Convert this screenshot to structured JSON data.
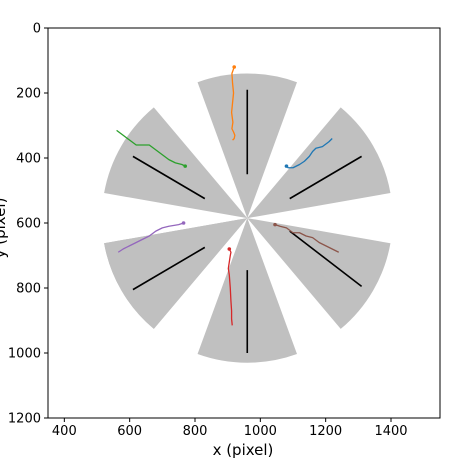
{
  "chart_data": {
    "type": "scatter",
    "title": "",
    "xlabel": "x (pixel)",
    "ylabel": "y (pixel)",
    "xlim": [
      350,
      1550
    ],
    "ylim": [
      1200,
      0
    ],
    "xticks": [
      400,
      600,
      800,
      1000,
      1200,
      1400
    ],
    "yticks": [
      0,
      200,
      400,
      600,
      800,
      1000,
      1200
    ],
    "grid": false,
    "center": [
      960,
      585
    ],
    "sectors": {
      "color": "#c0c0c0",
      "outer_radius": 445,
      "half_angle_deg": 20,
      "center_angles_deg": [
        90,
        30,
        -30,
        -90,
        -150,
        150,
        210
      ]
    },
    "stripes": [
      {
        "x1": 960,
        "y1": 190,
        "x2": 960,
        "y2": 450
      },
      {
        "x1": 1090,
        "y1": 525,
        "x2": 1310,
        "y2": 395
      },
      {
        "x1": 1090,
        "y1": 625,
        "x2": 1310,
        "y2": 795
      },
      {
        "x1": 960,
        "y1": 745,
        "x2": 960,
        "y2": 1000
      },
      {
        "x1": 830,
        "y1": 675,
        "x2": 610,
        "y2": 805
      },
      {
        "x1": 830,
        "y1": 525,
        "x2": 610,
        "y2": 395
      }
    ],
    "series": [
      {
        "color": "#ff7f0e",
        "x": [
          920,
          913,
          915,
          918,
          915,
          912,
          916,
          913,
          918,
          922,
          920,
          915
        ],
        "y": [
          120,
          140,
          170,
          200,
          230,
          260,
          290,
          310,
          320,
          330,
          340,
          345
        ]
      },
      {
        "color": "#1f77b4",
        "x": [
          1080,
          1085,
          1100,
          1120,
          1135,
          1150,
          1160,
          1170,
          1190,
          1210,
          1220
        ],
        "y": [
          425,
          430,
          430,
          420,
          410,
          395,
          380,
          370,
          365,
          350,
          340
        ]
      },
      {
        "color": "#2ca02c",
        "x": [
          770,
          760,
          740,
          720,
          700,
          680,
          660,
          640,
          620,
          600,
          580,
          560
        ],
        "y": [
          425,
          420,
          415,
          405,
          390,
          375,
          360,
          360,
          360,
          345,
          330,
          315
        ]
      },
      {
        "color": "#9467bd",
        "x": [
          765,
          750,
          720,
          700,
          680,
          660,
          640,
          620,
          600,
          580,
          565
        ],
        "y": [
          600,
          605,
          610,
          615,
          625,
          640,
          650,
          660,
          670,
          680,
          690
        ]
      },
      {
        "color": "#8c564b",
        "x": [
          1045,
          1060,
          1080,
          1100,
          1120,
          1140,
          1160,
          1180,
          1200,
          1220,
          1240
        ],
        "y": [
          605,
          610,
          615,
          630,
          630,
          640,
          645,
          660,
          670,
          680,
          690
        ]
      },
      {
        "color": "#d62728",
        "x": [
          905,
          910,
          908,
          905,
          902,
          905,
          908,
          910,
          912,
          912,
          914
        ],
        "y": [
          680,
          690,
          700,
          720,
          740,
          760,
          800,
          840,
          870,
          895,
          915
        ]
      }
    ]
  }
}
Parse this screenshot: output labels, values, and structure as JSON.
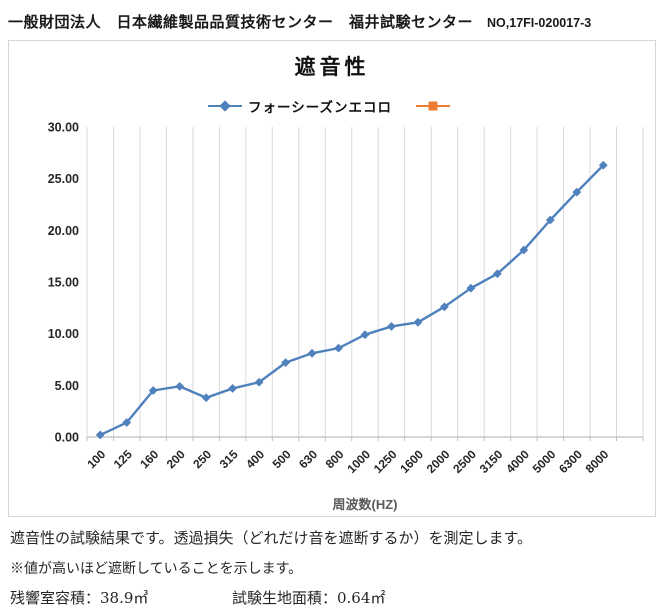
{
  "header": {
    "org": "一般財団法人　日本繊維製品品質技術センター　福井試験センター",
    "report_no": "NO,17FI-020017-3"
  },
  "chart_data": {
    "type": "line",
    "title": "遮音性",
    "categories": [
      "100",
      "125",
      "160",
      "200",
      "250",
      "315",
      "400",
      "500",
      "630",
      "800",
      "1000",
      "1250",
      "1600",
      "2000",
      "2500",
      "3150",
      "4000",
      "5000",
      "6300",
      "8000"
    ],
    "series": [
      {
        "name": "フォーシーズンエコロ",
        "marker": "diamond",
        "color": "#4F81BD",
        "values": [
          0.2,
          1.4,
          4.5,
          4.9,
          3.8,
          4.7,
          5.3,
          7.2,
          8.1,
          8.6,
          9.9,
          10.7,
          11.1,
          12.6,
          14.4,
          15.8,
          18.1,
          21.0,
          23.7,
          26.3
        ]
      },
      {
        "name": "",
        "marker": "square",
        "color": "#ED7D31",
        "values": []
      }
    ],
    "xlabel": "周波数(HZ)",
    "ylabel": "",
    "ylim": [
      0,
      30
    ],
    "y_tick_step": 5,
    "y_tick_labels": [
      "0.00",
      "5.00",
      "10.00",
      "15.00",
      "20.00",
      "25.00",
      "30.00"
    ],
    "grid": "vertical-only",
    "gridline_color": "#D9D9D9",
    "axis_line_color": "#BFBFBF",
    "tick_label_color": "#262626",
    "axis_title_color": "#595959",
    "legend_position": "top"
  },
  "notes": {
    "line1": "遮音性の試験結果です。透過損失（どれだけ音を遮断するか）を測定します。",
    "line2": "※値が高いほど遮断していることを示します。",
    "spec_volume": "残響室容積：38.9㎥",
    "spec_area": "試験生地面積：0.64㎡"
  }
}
+ + + +
* Aim of the exercise:
Copy out the listing exactly as it stands, but not the pictures.

* Output for this exercise:
Convert this screenshot to structured JSON data.
{
  "chart_data": {
    "type": "scatter",
    "title": "",
    "xlabel": "x (pixel)",
    "ylabel": "y (pixel)",
    "xlim": [
      350,
      1550
    ],
    "ylim": [
      1200,
      0
    ],
    "xticks": [
      400,
      600,
      800,
      1000,
      1200,
      1400
    ],
    "yticks": [
      0,
      200,
      400,
      600,
      800,
      1000,
      1200
    ],
    "grid": false,
    "center": [
      960,
      585
    ],
    "sectors": {
      "color": "#c0c0c0",
      "outer_radius": 445,
      "half_angle_deg": 20,
      "center_angles_deg": [
        90,
        30,
        -30,
        -90,
        -150,
        150,
        210
      ]
    },
    "stripes": [
      {
        "x1": 960,
        "y1": 190,
        "x2": 960,
        "y2": 450
      },
      {
        "x1": 1090,
        "y1": 525,
        "x2": 1310,
        "y2": 395
      },
      {
        "x1": 1090,
        "y1": 625,
        "x2": 1310,
        "y2": 795
      },
      {
        "x1": 960,
        "y1": 745,
        "x2": 960,
        "y2": 1000
      },
      {
        "x1": 830,
        "y1": 675,
        "x2": 610,
        "y2": 805
      },
      {
        "x1": 830,
        "y1": 525,
        "x2": 610,
        "y2": 395
      }
    ],
    "series": [
      {
        "color": "#ff7f0e",
        "x": [
          920,
          913,
          915,
          918,
          915,
          912,
          916,
          913,
          918,
          922,
          920,
          915
        ],
        "y": [
          120,
          140,
          170,
          200,
          230,
          260,
          290,
          310,
          320,
          330,
          340,
          345
        ]
      },
      {
        "color": "#1f77b4",
        "x": [
          1080,
          1085,
          1100,
          1120,
          1135,
          1150,
          1160,
          1170,
          1190,
          1210,
          1220
        ],
        "y": [
          425,
          430,
          430,
          420,
          410,
          395,
          380,
          370,
          365,
          350,
          340
        ]
      },
      {
        "color": "#2ca02c",
        "x": [
          770,
          760,
          740,
          720,
          700,
          680,
          660,
          640,
          620,
          600,
          580,
          560
        ],
        "y": [
          425,
          420,
          415,
          405,
          390,
          375,
          360,
          360,
          360,
          345,
          330,
          315
        ]
      },
      {
        "color": "#9467bd",
        "x": [
          765,
          750,
          720,
          700,
          680,
          660,
          640,
          620,
          600,
          580,
          565
        ],
        "y": [
          600,
          605,
          610,
          615,
          625,
          640,
          650,
          660,
          670,
          680,
          690
        ]
      },
      {
        "color": "#8c564b",
        "x": [
          1045,
          1060,
          1080,
          1100,
          1120,
          1140,
          1160,
          1180,
          1200,
          1220,
          1240
        ],
        "y": [
          605,
          610,
          615,
          630,
          630,
          640,
          645,
          660,
          670,
          680,
          690
        ]
      },
      {
        "color": "#d62728",
        "x": [
          905,
          910,
          908,
          905,
          902,
          905,
          908,
          910,
          912,
          912,
          914
        ],
        "y": [
          680,
          690,
          700,
          720,
          740,
          760,
          800,
          840,
          870,
          895,
          915
        ]
      }
    ]
  }
}
Parse this screenshot: output labels, values, and structure as JSON.
{
  "header": {
    "org": "一般財団法人　日本繊維製品品質技術センター　福井試験センター",
    "report_no": "NO,17FI-020017-3"
  },
  "chart_data": {
    "type": "line",
    "title": "遮音性",
    "categories": [
      "100",
      "125",
      "160",
      "200",
      "250",
      "315",
      "400",
      "500",
      "630",
      "800",
      "1000",
      "1250",
      "1600",
      "2000",
      "2500",
      "3150",
      "4000",
      "5000",
      "6300",
      "8000"
    ],
    "series": [
      {
        "name": "フォーシーズンエコロ",
        "marker": "diamond",
        "color": "#4F81BD",
        "values": [
          0.2,
          1.4,
          4.5,
          4.9,
          3.8,
          4.7,
          5.3,
          7.2,
          8.1,
          8.6,
          9.9,
          10.7,
          11.1,
          12.6,
          14.4,
          15.8,
          18.1,
          21.0,
          23.7,
          26.3
        ]
      },
      {
        "name": "",
        "marker": "square",
        "color": "#ED7D31",
        "values": []
      }
    ],
    "xlabel": "周波数(HZ)",
    "ylabel": "",
    "ylim": [
      0,
      30
    ],
    "y_tick_step": 5,
    "y_tick_labels": [
      "0.00",
      "5.00",
      "10.00",
      "15.00",
      "20.00",
      "25.00",
      "30.00"
    ],
    "grid": "vertical-only",
    "gridline_color": "#D9D9D9",
    "axis_line_color": "#BFBFBF",
    "tick_label_color": "#262626",
    "axis_title_color": "#595959",
    "legend_position": "top"
  },
  "notes": {
    "line1": "遮音性の試験結果です。透過損失（どれだけ音を遮断するか）を測定します。",
    "line2": "※値が高いほど遮断していることを示します。",
    "spec_volume": "残響室容積：38.9㎥",
    "spec_area": "試験生地面積：0.64㎡"
  }
}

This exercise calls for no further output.